>> BEGIN STORED RECORDS

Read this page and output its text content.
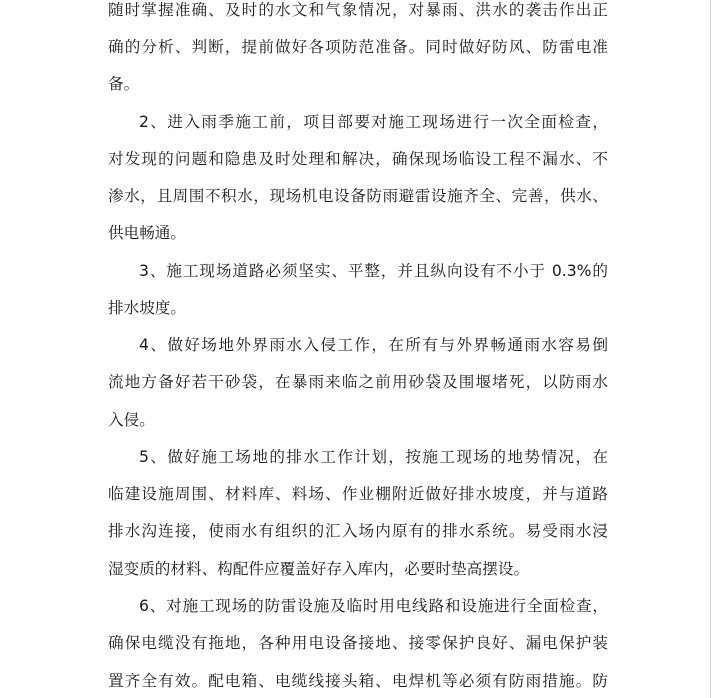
随时掌握准确、及时的水文和气象情况，对暴雨、洪水的袭击作出正
确的分析、判断，提前做好各项防范准备。同时做好防风、防雷电准
备。
2、进入雨季施工前，项目部要对施工现场进行一次全面检查，
对发现的问题和隐患及时处理和解决，确保现场临设工程不漏水、不
渗水，且周围不积水，现场机电设备防雨避雷设施齐全、完善，供水、
供电畅通。
3、施工现场道路必须坚实、平整，并且纵向设有不小于 0.3%的
排水坡度。
4、做好场地外界雨水入侵工作，在所有与外界畅通雨水容易倒
流地方备好若干砂袋，在暴雨来临之前用砂袋及围堰堵死，以防雨水
入侵。
5、做好施工场地的排水工作计划，按施工现场的地势情况，在
临建设施周围、材料库、料场、作业棚附近做好排水坡度，并与道路
排水沟连接，使雨水有组织的汇入场内原有的排水系统。易受雨水浸
湿变质的材料、构配件应覆盖好存入库内，必要时垫高摆设。
6、对施工现场的防雷设施及临时用电线路和设施进行全面检查，
确保电缆没有拖地，各种用电设备接地、接零保护良好、漏电保护装
置齐全有效。配电箱、电缆线接头箱、电焊机等必须有防雨措施。防
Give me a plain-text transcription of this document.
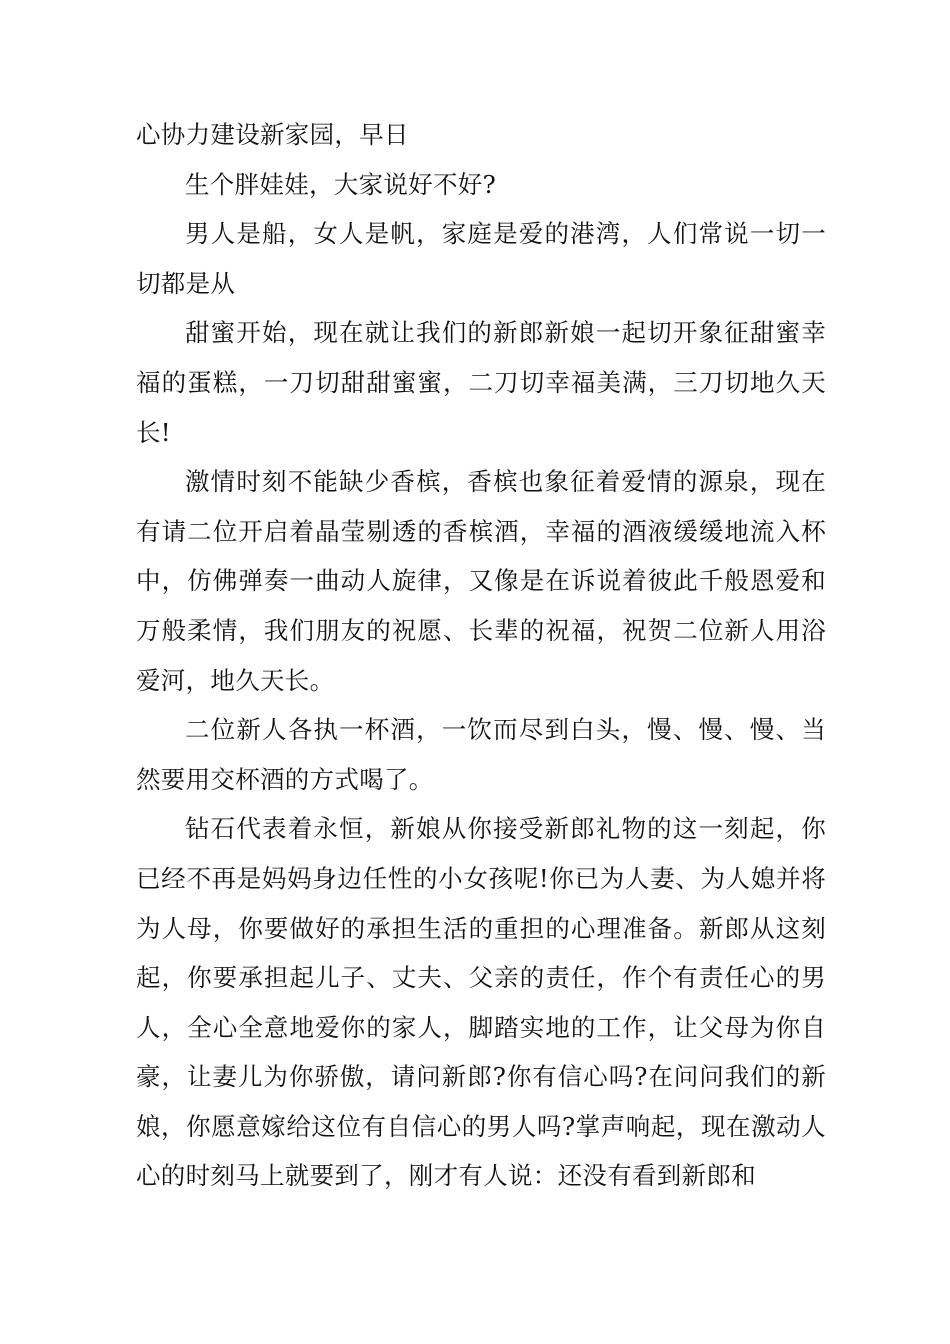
心协力建设新家园，早日

生个胖娃娃，大家说好不好?

男人是船，女人是帆，家庭是爱的港湾，人们常说一切一切都是从

甜蜜开始，现在就让我们的新郎新娘一起切开象征甜蜜幸福的蛋糕，一刀切甜甜蜜蜜，二刀切幸福美满，三刀切地久天长!

激情时刻不能缺少香槟，香槟也象征着爱情的源泉，现在有请二位开启着晶莹剔透的香槟酒，幸福的酒液缓缓地流入杯中，仿佛弹奏一曲动人旋律，又像是在诉说着彼此千般恩爱和万般柔情，我们朋友的祝愿、长辈的祝福，祝贺二位新人用浴爱河，地久天长。

二位新人各执一杯酒，一饮而尽到白头，慢、慢、慢、当然要用交杯酒的方式喝了。

钻石代表着永恒，新娘从你接受新郎礼物的这一刻起，你已经不再是妈妈身边任性的小女孩呢!你已为人妻、为人媳并将为人母，你要做好的承担生活的重担的心理准备。新郎从这刻起，你要承担起儿子、丈夫、父亲的责任，作个有责任心的男人，全心全意地爱你的家人，脚踏实地的工作，让父母为你自豪，让妻儿为你骄傲，请问新郎?你有信心吗?在问问我们的新娘，你愿意嫁给这位有自信心的男人吗?掌声响起，现在激动人心的时刻马上就要到了，刚才有人说：还没有看到新郎和
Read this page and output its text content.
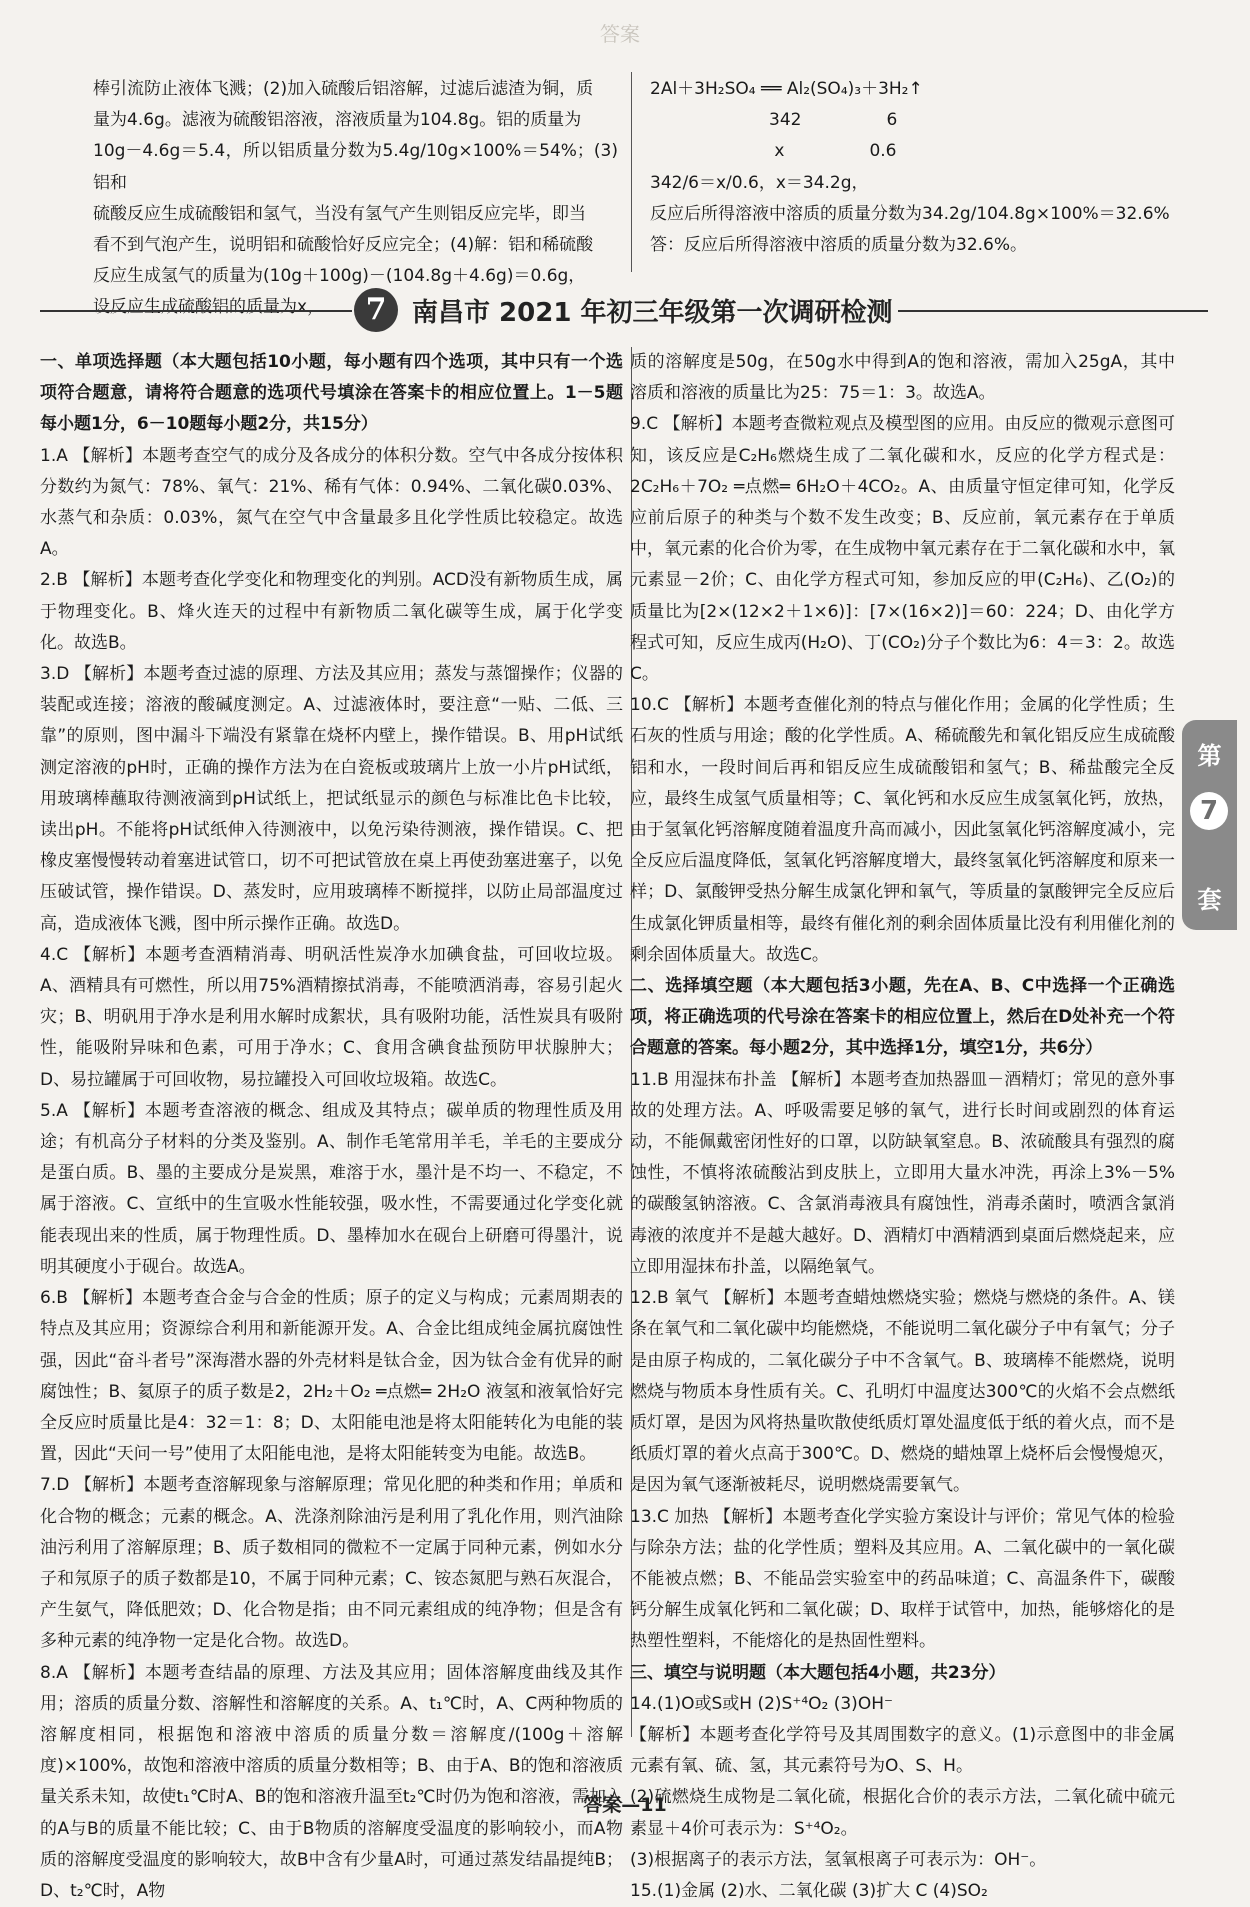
答案

棒引流防止液体飞溅；(2)加入硫酸后铝溶解，过滤后滤渣为铜，质

量为4.6g。滤液为硫酸铝溶液，溶液质量为104.8g。铝的质量为

10g－4.6g＝5.4，所以铝质量分数为5.4g/10g×100%＝54%；(3)铝和

硫酸反应生成硫酸铝和氢气，当没有氢气产生则铝反应完毕，即当

看不到气泡产生，说明铝和硫酸恰好反应完全；(4)解：铝和稀硫酸

反应生成氢气的质量为(10g＋100g)－(104.8g＋4.6g)＝0.6g，

设反应生成硫酸铝的质量为x，

2Al＋3H₂SO₄ ══ Al₂(SO₄)₃＋3H₂↑

　　　　　　　342　　　　　6

　　　　　　　 x　　　　　0.6

342/6＝x/0.6，x＝34.2g，

反应后所得溶液中溶质的质量分数为34.2g/104.8g×100%＝32.6%

答：反应后所得溶液中溶质的质量分数为32.6%。

7 南昌市 2021 年初三年级第一次调研检测

一、单项选择题（本大题包括10小题，每小题有四个选项，其中只有一个选项符合题意，请将符合题意的选项代号填涂在答案卡的相应位置上。1－5题每小题1分，6－10题每小题2分，共15分）

1.A 【解析】本题考查空气的成分及各成分的体积分数。空气中各成分按体积分数约为氮气：78%、氧气：21%、稀有气体：0.94%、二氧化碳0.03%、水蒸气和杂质：0.03%，氮气在空气中含量最多且化学性质比较稳定。故选A。

2.B 【解析】本题考查化学变化和物理变化的判别。ACD没有新物质生成，属于物理变化。B、烽火连天的过程中有新物质二氧化碳等生成，属于化学变化。故选B。

3.D 【解析】本题考查过滤的原理、方法及其应用；蒸发与蒸馏操作；仪器的装配或连接；溶液的酸碱度测定。A、过滤液体时，要注意“一贴、二低、三靠”的原则，图中漏斗下端没有紧靠在烧杯内壁上，操作错误。B、用pH试纸测定溶液的pH时，正确的操作方法为在白瓷板或玻璃片上放一小片pH试纸，用玻璃棒蘸取待测液滴到pH试纸上，把试纸显示的颜色与标准比色卡比较，读出pH。不能将pH试纸伸入待测液中，以免污染待测液，操作错误。C、把橡皮塞慢慢转动着塞进试管口，切不可把试管放在桌上再使劲塞进塞子，以免压破试管，操作错误。D、蒸发时，应用玻璃棒不断搅拌，以防止局部温度过高，造成液体飞溅，图中所示操作正确。故选D。

4.C 【解析】本题考查酒精消毒、明矾活性炭净水加碘食盐，可回收垃圾。A、酒精具有可燃性，所以用75%酒精擦拭消毒，不能喷洒消毒，容易引起火灾；B、明矾用于净水是利用水解时成絮状，具有吸附功能，活性炭具有吸附性，能吸附异味和色素，可用于净水；C、食用含碘食盐预防甲状腺肿大；D、易拉罐属于可回收物，易拉罐投入可回收垃圾箱。故选C。

5.A 【解析】本题考查溶液的概念、组成及其特点；碳单质的物理性质及用途；有机高分子材料的分类及鉴别。A、制作毛笔常用羊毛，羊毛的主要成分是蛋白质。B、墨的主要成分是炭黑，难溶于水，墨汁是不均一、不稳定，不属于溶液。C、宣纸中的生宣吸水性能较强，吸水性，不需要通过化学变化就能表现出来的性质，属于物理性质。D、墨棒加水在砚台上研磨可得墨汁，说明其硬度小于砚台。故选A。

6.B 【解析】本题考查合金与合金的性质；原子的定义与构成；元素周期表的特点及其应用；资源综合利用和新能源开发。A、合金比组成纯金属抗腐蚀性强，因此“奋斗者号”深海潜水器的外壳材料是钛合金，因为钛合金有优异的耐腐蚀性；B、氦原子的质子数是2，2H₂＋O₂ ═点燃═ 2H₂O 液氢和液氧恰好完全反应时质量比是4：32＝1：8；D、太阳能电池是将太阳能转化为电能的装置，因此“天问一号”使用了太阳能电池，是将太阳能转变为电能。故选B。

7.D 【解析】本题考查溶解现象与溶解原理；常见化肥的种类和作用；单质和化合物的概念；元素的概念。A、洗涤剂除油污是利用了乳化作用，则汽油除油污利用了溶解原理；B、质子数相同的微粒不一定属于同种元素，例如水分子和氖原子的质子数都是10，不属于同种元素；C、铵态氮肥与熟石灰混合，产生氨气，降低肥效；D、化合物是指；由不同元素组成的纯净物；但是含有多种元素的纯净物一定是化合物。故选D。

8.A 【解析】本题考查结晶的原理、方法及其应用；固体溶解度曲线及其作用；溶质的质量分数、溶解性和溶解度的关系。A、t₁℃时，A、C两种物质的溶解度相同，根据饱和溶液中溶质的质量分数＝溶解度/(100g＋溶解度)×100%，故饱和溶液中溶质的质量分数相等；B、由于A、B的饱和溶液质量关系未知，故使t₁℃时A、B的饱和溶液升温至t₂℃时仍为饱和溶液，需加入的A与B的质量不能比较；C、由于B物质的溶解度受温度的影响较小，而A物质的溶解度受温度的影响较大，故B中含有少量A时，可通过蒸发结晶提纯B；D、t₂℃时，A物

质的溶解度是50g，在50g水中得到A的饱和溶液，需加入25gA，其中溶质和溶液的质量比为25：75＝1：3。故选A。

9.C 【解析】本题考查微粒观点及模型图的应用。由反应的微观示意图可知，该反应是C₂H₆燃烧生成了二氧化碳和水，反应的化学方程式是：2C₂H₆＋7O₂ ═点燃═ 6H₂O＋4CO₂。A、由质量守恒定律可知，化学反应前后原子的种类与个数不发生改变；B、反应前，氧元素存在于单质中，氧元素的化合价为零，在生成物中氧元素存在于二氧化碳和水中，氧元素显－2价；C、由化学方程式可知，参加反应的甲(C₂H₆)、乙(O₂)的质量比为[2×(12×2＋1×6)]：[7×(16×2)]＝60：224；D、由化学方程式可知，反应生成丙(H₂O)、丁(CO₂)分子个数比为6：4＝3：2。故选C。

10.C 【解析】本题考查催化剂的特点与催化作用；金属的化学性质；生石灰的性质与用途；酸的化学性质。A、稀硫酸先和氧化铝反应生成硫酸铝和水，一段时间后再和铝反应生成硫酸铝和氢气；B、稀盐酸完全反应，最终生成氢气质量相等；C、氧化钙和水反应生成氢氧化钙，放热，由于氢氧化钙溶解度随着温度升高而减小，因此氢氧化钙溶解度减小，完全反应后温度降低，氢氧化钙溶解度增大，最终氢氧化钙溶解度和原来一样；D、氯酸钾受热分解生成氯化钾和氧气，等质量的氯酸钾完全反应后生成氯化钾质量相等，最终有催化剂的剩余固体质量比没有利用催化剂的剩余固体质量大。故选C。

二、选择填空题（本大题包括3小题，先在A、B、C中选择一个正确选项，将正确选项的代号涂在答案卡的相应位置上，然后在D处补充一个符合题意的答案。每小题2分，其中选择1分，填空1分，共6分）

11.B 用湿抹布扑盖 【解析】本题考查加热器皿－酒精灯；常见的意外事故的处理方法。A、呼吸需要足够的氧气，进行长时间或剧烈的体育运动，不能佩戴密闭性好的口罩，以防缺氧窒息。B、浓硫酸具有强烈的腐蚀性，不慎将浓硫酸沾到皮肤上，立即用大量水冲洗，再涂上3%－5%的碳酸氢钠溶液。C、含氯消毒液具有腐蚀性，消毒杀菌时，喷洒含氯消毒液的浓度并不是越大越好。D、酒精灯中酒精洒到桌面后燃烧起来，应立即用湿抹布扑盖，以隔绝氧气。

12.B 氧气 【解析】本题考查蜡烛燃烧实验；燃烧与燃烧的条件。A、镁条在氧气和二氧化碳中均能燃烧，不能说明二氧化碳分子中有氧气；分子是由原子构成的，二氧化碳分子中不含氧气。B、玻璃棒不能燃烧，说明燃烧与物质本身性质有关。C、孔明灯中温度达300℃的火焰不会点燃纸质灯罩，是因为风将热量吹散使纸质灯罩处温度低于纸的着火点，而不是纸质灯罩的着火点高于300℃。D、燃烧的蜡烛罩上烧杯后会慢慢熄灭，是因为氧气逐渐被耗尽，说明燃烧需要氧气。

13.C 加热 【解析】本题考查化学实验方案设计与评价；常见气体的检验与除杂方法；盐的化学性质；塑料及其应用。A、二氧化碳中的一氧化碳不能被点燃；B、不能品尝实验室中的药品味道；C、高温条件下，碳酸钙分解生成氧化钙和二氧化碳；D、取样于试管中，加热，能够熔化的是热塑性塑料，不能熔化的是热固性塑料。

三、填空与说明题（本大题包括4小题，共23分）

14.(1)O或S或H (2)S⁺⁴O₂ (3)OH⁻

【解析】本题考查化学符号及其周围数字的意义。(1)示意图中的非金属元素有氧、硫、氢，其元素符号为O、S、H。

(2)硫燃烧生成物是二氧化硫，根据化合价的表示方法，二氧化硫中硫元素显＋4价可表示为：S⁺⁴O₂。

(3)根据离子的表示方法，氢氧根离子可表示为：OH⁻。

15.(1)金属 (2)水、二氧化碳 (3)扩大 C (4)SO₂

第
7
套
答案—11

>> END STORED RECORDS

Report the number of lines above that contain the word "方法及其应用", and only that number.

2